(Annotated element entries)

-------------------------

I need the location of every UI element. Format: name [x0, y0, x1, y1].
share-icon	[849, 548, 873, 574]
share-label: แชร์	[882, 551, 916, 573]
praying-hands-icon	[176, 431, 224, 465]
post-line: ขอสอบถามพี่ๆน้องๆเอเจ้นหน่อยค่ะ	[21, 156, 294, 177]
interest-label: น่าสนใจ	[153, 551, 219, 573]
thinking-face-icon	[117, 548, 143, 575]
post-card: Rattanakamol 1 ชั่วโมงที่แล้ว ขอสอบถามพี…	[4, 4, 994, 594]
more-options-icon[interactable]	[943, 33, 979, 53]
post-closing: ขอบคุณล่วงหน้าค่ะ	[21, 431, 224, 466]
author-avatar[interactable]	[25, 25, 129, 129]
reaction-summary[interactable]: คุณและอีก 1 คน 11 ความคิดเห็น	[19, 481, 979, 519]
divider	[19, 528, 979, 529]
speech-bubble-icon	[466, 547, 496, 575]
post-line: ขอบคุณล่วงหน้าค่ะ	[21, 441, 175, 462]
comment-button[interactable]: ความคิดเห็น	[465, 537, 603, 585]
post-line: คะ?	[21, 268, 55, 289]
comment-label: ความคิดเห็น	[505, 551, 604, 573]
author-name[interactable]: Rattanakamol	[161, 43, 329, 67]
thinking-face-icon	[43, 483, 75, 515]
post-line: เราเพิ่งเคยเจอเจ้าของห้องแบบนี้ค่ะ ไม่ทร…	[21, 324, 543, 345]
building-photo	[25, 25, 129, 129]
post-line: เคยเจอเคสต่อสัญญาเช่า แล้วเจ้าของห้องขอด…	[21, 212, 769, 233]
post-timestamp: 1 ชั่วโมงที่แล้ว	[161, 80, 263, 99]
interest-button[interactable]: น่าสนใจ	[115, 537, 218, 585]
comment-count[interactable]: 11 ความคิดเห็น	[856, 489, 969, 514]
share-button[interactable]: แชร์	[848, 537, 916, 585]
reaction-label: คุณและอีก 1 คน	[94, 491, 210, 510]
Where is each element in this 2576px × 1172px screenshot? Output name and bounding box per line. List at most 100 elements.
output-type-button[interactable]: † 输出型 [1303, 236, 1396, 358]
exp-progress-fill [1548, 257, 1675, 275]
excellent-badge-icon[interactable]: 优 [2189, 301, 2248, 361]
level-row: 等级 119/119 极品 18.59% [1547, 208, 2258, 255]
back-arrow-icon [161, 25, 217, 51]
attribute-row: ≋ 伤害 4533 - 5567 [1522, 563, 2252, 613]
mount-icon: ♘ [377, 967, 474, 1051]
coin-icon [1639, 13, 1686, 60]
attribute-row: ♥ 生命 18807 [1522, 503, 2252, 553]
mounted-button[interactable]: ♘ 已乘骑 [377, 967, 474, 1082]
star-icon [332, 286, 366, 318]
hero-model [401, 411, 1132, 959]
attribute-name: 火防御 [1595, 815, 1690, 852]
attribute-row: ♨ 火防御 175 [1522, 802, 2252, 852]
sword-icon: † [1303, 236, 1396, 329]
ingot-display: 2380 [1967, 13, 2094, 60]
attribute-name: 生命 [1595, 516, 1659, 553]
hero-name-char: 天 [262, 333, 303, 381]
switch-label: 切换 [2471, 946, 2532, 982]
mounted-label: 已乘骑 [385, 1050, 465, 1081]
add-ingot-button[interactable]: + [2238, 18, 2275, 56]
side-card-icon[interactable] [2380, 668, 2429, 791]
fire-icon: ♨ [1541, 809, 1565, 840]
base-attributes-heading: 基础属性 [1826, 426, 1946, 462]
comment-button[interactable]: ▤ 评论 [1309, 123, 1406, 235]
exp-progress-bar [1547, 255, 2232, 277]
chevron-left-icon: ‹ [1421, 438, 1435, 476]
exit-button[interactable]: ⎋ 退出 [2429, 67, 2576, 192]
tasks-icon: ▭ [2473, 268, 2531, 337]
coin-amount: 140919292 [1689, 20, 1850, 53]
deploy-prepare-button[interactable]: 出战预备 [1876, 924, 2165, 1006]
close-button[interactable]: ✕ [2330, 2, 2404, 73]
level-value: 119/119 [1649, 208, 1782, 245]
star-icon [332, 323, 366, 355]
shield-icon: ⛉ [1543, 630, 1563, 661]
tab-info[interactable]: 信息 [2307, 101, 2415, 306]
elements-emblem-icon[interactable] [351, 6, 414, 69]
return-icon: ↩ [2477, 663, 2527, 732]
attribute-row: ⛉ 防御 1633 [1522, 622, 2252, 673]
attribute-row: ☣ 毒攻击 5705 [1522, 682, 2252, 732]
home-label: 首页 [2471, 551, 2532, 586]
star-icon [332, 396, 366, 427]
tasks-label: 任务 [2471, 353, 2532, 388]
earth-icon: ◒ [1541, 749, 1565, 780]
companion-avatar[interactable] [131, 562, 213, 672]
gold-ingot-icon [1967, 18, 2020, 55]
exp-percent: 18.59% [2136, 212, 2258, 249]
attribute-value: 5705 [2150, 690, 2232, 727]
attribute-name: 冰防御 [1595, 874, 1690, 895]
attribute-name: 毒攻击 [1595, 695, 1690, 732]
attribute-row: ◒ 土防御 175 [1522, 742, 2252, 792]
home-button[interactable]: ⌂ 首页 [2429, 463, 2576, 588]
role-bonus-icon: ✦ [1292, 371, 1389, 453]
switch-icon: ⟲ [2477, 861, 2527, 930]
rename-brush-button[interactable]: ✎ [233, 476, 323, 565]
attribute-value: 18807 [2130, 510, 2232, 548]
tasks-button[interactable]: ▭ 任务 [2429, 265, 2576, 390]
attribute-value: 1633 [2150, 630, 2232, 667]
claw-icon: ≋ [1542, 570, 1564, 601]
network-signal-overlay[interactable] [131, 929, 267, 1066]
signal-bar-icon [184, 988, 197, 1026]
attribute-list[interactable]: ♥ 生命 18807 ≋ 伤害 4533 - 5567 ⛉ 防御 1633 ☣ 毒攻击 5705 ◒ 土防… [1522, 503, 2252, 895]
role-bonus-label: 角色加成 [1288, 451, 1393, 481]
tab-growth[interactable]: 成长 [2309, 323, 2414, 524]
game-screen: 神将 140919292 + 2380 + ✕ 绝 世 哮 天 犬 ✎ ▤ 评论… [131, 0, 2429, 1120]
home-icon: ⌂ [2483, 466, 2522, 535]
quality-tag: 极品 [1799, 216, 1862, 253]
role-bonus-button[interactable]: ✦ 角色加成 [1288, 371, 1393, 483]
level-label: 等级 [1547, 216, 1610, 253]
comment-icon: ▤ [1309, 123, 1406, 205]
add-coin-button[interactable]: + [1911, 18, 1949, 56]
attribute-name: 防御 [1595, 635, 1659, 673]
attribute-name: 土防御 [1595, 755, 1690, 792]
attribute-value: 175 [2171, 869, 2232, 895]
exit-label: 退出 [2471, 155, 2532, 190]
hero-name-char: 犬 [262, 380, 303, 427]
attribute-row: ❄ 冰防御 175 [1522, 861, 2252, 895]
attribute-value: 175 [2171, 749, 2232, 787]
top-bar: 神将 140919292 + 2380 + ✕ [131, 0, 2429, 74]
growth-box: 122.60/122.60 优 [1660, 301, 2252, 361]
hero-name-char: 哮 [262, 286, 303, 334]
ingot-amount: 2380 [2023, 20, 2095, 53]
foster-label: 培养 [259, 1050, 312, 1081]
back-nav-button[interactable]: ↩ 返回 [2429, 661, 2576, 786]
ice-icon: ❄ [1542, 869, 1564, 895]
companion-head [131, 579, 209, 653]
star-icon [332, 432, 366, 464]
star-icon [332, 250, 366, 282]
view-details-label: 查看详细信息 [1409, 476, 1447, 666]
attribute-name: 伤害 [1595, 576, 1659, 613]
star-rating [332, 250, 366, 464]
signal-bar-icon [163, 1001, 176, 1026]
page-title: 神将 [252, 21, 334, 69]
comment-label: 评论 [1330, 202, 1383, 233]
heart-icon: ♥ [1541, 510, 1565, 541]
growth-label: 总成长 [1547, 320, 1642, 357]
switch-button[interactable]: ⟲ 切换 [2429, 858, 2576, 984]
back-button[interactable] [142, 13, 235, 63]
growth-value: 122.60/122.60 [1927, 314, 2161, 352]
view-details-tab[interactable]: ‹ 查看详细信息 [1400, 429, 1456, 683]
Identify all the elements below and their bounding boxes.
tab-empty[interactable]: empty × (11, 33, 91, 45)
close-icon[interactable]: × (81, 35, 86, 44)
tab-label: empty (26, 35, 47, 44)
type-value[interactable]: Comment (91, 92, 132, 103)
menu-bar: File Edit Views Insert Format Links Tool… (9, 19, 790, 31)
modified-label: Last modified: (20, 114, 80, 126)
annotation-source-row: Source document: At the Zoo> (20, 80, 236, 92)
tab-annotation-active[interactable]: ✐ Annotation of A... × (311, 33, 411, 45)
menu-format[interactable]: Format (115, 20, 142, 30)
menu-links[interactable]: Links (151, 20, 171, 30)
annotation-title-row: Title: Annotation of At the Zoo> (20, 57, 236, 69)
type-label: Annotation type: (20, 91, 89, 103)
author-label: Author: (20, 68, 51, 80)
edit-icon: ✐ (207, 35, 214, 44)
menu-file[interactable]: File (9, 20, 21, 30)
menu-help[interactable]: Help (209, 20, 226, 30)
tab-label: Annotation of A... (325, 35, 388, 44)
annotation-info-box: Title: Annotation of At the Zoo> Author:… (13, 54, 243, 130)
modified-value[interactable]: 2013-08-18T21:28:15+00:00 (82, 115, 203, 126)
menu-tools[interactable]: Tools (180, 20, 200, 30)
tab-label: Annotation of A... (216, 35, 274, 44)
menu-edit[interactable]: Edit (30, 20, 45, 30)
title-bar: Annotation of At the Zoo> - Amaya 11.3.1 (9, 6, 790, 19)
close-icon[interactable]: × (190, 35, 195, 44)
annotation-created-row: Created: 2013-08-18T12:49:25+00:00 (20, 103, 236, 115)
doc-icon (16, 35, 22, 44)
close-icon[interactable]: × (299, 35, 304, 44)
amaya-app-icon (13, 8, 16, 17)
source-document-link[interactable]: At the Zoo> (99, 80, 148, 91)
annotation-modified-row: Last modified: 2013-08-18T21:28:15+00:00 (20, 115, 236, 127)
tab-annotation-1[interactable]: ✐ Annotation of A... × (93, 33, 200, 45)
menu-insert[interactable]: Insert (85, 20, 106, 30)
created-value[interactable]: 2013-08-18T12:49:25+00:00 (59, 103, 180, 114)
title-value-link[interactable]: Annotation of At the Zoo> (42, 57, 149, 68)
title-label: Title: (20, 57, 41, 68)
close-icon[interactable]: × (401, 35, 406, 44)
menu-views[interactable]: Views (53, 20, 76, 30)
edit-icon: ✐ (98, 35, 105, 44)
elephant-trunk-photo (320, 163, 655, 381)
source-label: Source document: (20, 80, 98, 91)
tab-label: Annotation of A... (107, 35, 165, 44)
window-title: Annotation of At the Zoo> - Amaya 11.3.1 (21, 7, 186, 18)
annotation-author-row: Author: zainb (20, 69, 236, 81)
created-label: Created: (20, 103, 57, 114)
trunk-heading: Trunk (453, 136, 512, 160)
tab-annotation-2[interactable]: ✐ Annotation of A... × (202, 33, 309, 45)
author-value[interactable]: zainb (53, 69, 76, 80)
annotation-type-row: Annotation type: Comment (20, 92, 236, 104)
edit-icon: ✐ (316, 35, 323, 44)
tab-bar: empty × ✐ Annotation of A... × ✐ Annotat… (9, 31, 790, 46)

-------------------------

**WRITTEN EXERCISE**
Copy verbatim the rows above, from the first row through the line containing "483, 75, 515]", both included.

**TASK OUTPUT**
I need the location of every UI element. Format: name [x0, y0, x1, y1].
share-icon	[849, 548, 873, 574]
share-label: แชร์	[882, 551, 916, 573]
praying-hands-icon	[176, 431, 224, 465]
post-line: ขอสอบถามพี่ๆน้องๆเอเจ้นหน่อยค่ะ	[21, 156, 294, 177]
interest-label: น่าสนใจ	[153, 551, 219, 573]
thinking-face-icon	[117, 548, 143, 575]
post-card: Rattanakamol 1 ชั่วโมงที่แล้ว ขอสอบถามพี…	[4, 4, 994, 594]
more-options-icon[interactable]	[943, 33, 979, 53]
post-closing: ขอบคุณล่วงหน้าค่ะ	[21, 431, 224, 466]
author-avatar[interactable]	[25, 25, 129, 129]
reaction-summary[interactable]: คุณและอีก 1 คน 11 ความคิดเห็น	[19, 481, 979, 519]
divider	[19, 528, 979, 529]
speech-bubble-icon	[466, 547, 496, 575]
post-line: ขอบคุณล่วงหน้าค่ะ	[21, 441, 175, 462]
comment-button[interactable]: ความคิดเห็น	[465, 537, 603, 585]
post-line: คะ?	[21, 268, 55, 289]
comment-label: ความคิดเห็น	[505, 551, 604, 573]
author-name[interactable]: Rattanakamol	[161, 43, 329, 67]
thinking-face-icon	[43, 483, 75, 515]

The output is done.